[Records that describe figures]
* Start *
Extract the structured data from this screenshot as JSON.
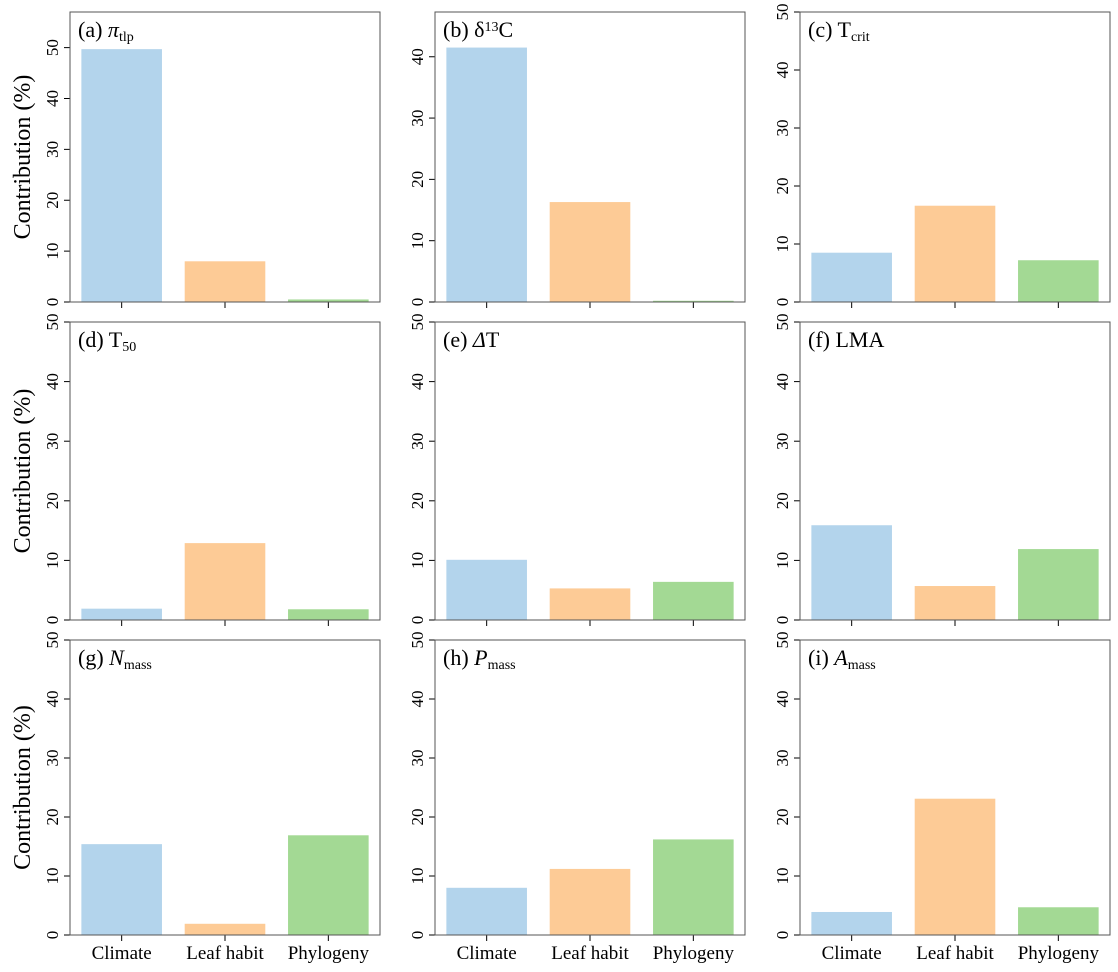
{
  "chart_data": [
    {
      "type": "bar",
      "title": [
        {
          "text": "(a) "
        },
        {
          "text": "π",
          "italic": true
        },
        {
          "text": "tlp",
          "sub": true
        }
      ],
      "y_label": "Contribution (%)",
      "values": [
        49.7,
        8,
        0.5
      ],
      "colors": [
        "#b3d4ec",
        "#fdcb96",
        "#a3d994"
      ],
      "ylim": [
        0,
        57
      ],
      "yticks": [
        0,
        10,
        20,
        30,
        40,
        50
      ]
    },
    {
      "type": "bar",
      "title": [
        {
          "text": "(b) δ"
        },
        {
          "text": "13",
          "sup": true
        },
        {
          "text": "C"
        }
      ],
      "values": [
        41.5,
        16.3,
        0.2
      ],
      "colors": [
        "#b3d4ec",
        "#fdcb96",
        "#a3d994"
      ],
      "ylim": [
        0,
        47.3
      ],
      "yticks": [
        0,
        10,
        20,
        30,
        40
      ]
    },
    {
      "type": "bar",
      "title": [
        {
          "text": "(c) T"
        },
        {
          "text": "crit",
          "sub": true
        }
      ],
      "values": [
        8.5,
        16.6,
        7.2
      ],
      "colors": [
        "#b3d4ec",
        "#fdcb96",
        "#a3d994"
      ],
      "ylim": [
        0,
        50
      ],
      "yticks": [
        0,
        10,
        20,
        30,
        40,
        50
      ]
    },
    {
      "type": "bar",
      "title": [
        {
          "text": "(d) T"
        },
        {
          "text": "50",
          "sub": true
        }
      ],
      "y_label": "Contribution (%)",
      "values": [
        1.9,
        12.9,
        1.8
      ],
      "colors": [
        "#b3d4ec",
        "#fdcb96",
        "#a3d994"
      ],
      "ylim": [
        0,
        50
      ],
      "yticks": [
        0,
        10,
        20,
        30,
        40,
        50
      ]
    },
    {
      "type": "bar",
      "title": [
        {
          "text": "(e) "
        },
        {
          "text": "Δ",
          "italic": true
        },
        {
          "text": "T"
        }
      ],
      "values": [
        10.1,
        5.3,
        6.4
      ],
      "colors": [
        "#b3d4ec",
        "#fdcb96",
        "#a3d994"
      ],
      "ylim": [
        0,
        50
      ],
      "yticks": [
        0,
        10,
        20,
        30,
        40,
        50
      ]
    },
    {
      "type": "bar",
      "title": [
        {
          "text": "(f) LMA"
        }
      ],
      "values": [
        15.9,
        5.7,
        11.9
      ],
      "colors": [
        "#b3d4ec",
        "#fdcb96",
        "#a3d994"
      ],
      "ylim": [
        0,
        50
      ],
      "yticks": [
        0,
        10,
        20,
        30,
        40,
        50
      ]
    },
    {
      "type": "bar",
      "title": [
        {
          "text": "(g) "
        },
        {
          "text": "N",
          "italic": true
        },
        {
          "text": "mass",
          "sub": true
        }
      ],
      "y_label": "Contribution (%)",
      "categories": [
        "Climate",
        "Leaf habit",
        "Phylogeny"
      ],
      "values": [
        15.4,
        1.9,
        16.9
      ],
      "colors": [
        "#b3d4ec",
        "#fdcb96",
        "#a3d994"
      ],
      "ylim": [
        0,
        50
      ],
      "yticks": [
        0,
        10,
        20,
        30,
        40,
        50
      ]
    },
    {
      "type": "bar",
      "title": [
        {
          "text": "(h) "
        },
        {
          "text": "P",
          "italic": true
        },
        {
          "text": "mass",
          "sub": true
        }
      ],
      "categories": [
        "Climate",
        "Leaf habit",
        "Phylogeny"
      ],
      "values": [
        8,
        11.2,
        16.2
      ],
      "colors": [
        "#b3d4ec",
        "#fdcb96",
        "#a3d994"
      ],
      "ylim": [
        0,
        50
      ],
      "yticks": [
        0,
        10,
        20,
        30,
        40,
        50
      ]
    },
    {
      "type": "bar",
      "title": [
        {
          "text": "(i) "
        },
        {
          "text": "A",
          "italic": true
        },
        {
          "text": "mass",
          "sub": true
        }
      ],
      "categories": [
        "Climate",
        "Leaf habit",
        "Phylogeny"
      ],
      "values": [
        3.9,
        23.1,
        4.7
      ],
      "colors": [
        "#b3d4ec",
        "#fdcb96",
        "#a3d994"
      ],
      "ylim": [
        0,
        50
      ],
      "yticks": [
        0,
        10,
        20,
        30,
        40,
        50
      ]
    }
  ]
}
* End *
## What to do
Retype the whole listing, keeping every line identical and omitting all pictures.

## Exercise solution
Extract the structured data from this screenshot as JSON.
{
  "chart_data": [
    {
      "type": "bar",
      "title": [
        {
          "text": "(a) "
        },
        {
          "text": "π",
          "italic": true
        },
        {
          "text": "tlp",
          "sub": true
        }
      ],
      "y_label": "Contribution (%)",
      "values": [
        49.7,
        8,
        0.5
      ],
      "colors": [
        "#b3d4ec",
        "#fdcb96",
        "#a3d994"
      ],
      "ylim": [
        0,
        57
      ],
      "yticks": [
        0,
        10,
        20,
        30,
        40,
        50
      ]
    },
    {
      "type": "bar",
      "title": [
        {
          "text": "(b) δ"
        },
        {
          "text": "13",
          "sup": true
        },
        {
          "text": "C"
        }
      ],
      "values": [
        41.5,
        16.3,
        0.2
      ],
      "colors": [
        "#b3d4ec",
        "#fdcb96",
        "#a3d994"
      ],
      "ylim": [
        0,
        47.3
      ],
      "yticks": [
        0,
        10,
        20,
        30,
        40
      ]
    },
    {
      "type": "bar",
      "title": [
        {
          "text": "(c) T"
        },
        {
          "text": "crit",
          "sub": true
        }
      ],
      "values": [
        8.5,
        16.6,
        7.2
      ],
      "colors": [
        "#b3d4ec",
        "#fdcb96",
        "#a3d994"
      ],
      "ylim": [
        0,
        50
      ],
      "yticks": [
        0,
        10,
        20,
        30,
        40,
        50
      ]
    },
    {
      "type": "bar",
      "title": [
        {
          "text": "(d) T"
        },
        {
          "text": "50",
          "sub": true
        }
      ],
      "y_label": "Contribution (%)",
      "values": [
        1.9,
        12.9,
        1.8
      ],
      "colors": [
        "#b3d4ec",
        "#fdcb96",
        "#a3d994"
      ],
      "ylim": [
        0,
        50
      ],
      "yticks": [
        0,
        10,
        20,
        30,
        40,
        50
      ]
    },
    {
      "type": "bar",
      "title": [
        {
          "text": "(e) "
        },
        {
          "text": "Δ",
          "italic": true
        },
        {
          "text": "T"
        }
      ],
      "values": [
        10.1,
        5.3,
        6.4
      ],
      "colors": [
        "#b3d4ec",
        "#fdcb96",
        "#a3d994"
      ],
      "ylim": [
        0,
        50
      ],
      "yticks": [
        0,
        10,
        20,
        30,
        40,
        50
      ]
    },
    {
      "type": "bar",
      "title": [
        {
          "text": "(f) LMA"
        }
      ],
      "values": [
        15.9,
        5.7,
        11.9
      ],
      "colors": [
        "#b3d4ec",
        "#fdcb96",
        "#a3d994"
      ],
      "ylim": [
        0,
        50
      ],
      "yticks": [
        0,
        10,
        20,
        30,
        40,
        50
      ]
    },
    {
      "type": "bar",
      "title": [
        {
          "text": "(g) "
        },
        {
          "text": "N",
          "italic": true
        },
        {
          "text": "mass",
          "sub": true
        }
      ],
      "y_label": "Contribution (%)",
      "categories": [
        "Climate",
        "Leaf habit",
        "Phylogeny"
      ],
      "values": [
        15.4,
        1.9,
        16.9
      ],
      "colors": [
        "#b3d4ec",
        "#fdcb96",
        "#a3d994"
      ],
      "ylim": [
        0,
        50
      ],
      "yticks": [
        0,
        10,
        20,
        30,
        40,
        50
      ]
    },
    {
      "type": "bar",
      "title": [
        {
          "text": "(h) "
        },
        {
          "text": "P",
          "italic": true
        },
        {
          "text": "mass",
          "sub": true
        }
      ],
      "categories": [
        "Climate",
        "Leaf habit",
        "Phylogeny"
      ],
      "values": [
        8,
        11.2,
        16.2
      ],
      "colors": [
        "#b3d4ec",
        "#fdcb96",
        "#a3d994"
      ],
      "ylim": [
        0,
        50
      ],
      "yticks": [
        0,
        10,
        20,
        30,
        40,
        50
      ]
    },
    {
      "type": "bar",
      "title": [
        {
          "text": "(i) "
        },
        {
          "text": "A",
          "italic": true
        },
        {
          "text": "mass",
          "sub": true
        }
      ],
      "categories": [
        "Climate",
        "Leaf habit",
        "Phylogeny"
      ],
      "values": [
        3.9,
        23.1,
        4.7
      ],
      "colors": [
        "#b3d4ec",
        "#fdcb96",
        "#a3d994"
      ],
      "ylim": [
        0,
        50
      ],
      "yticks": [
        0,
        10,
        20,
        30,
        40,
        50
      ]
    }
  ]
}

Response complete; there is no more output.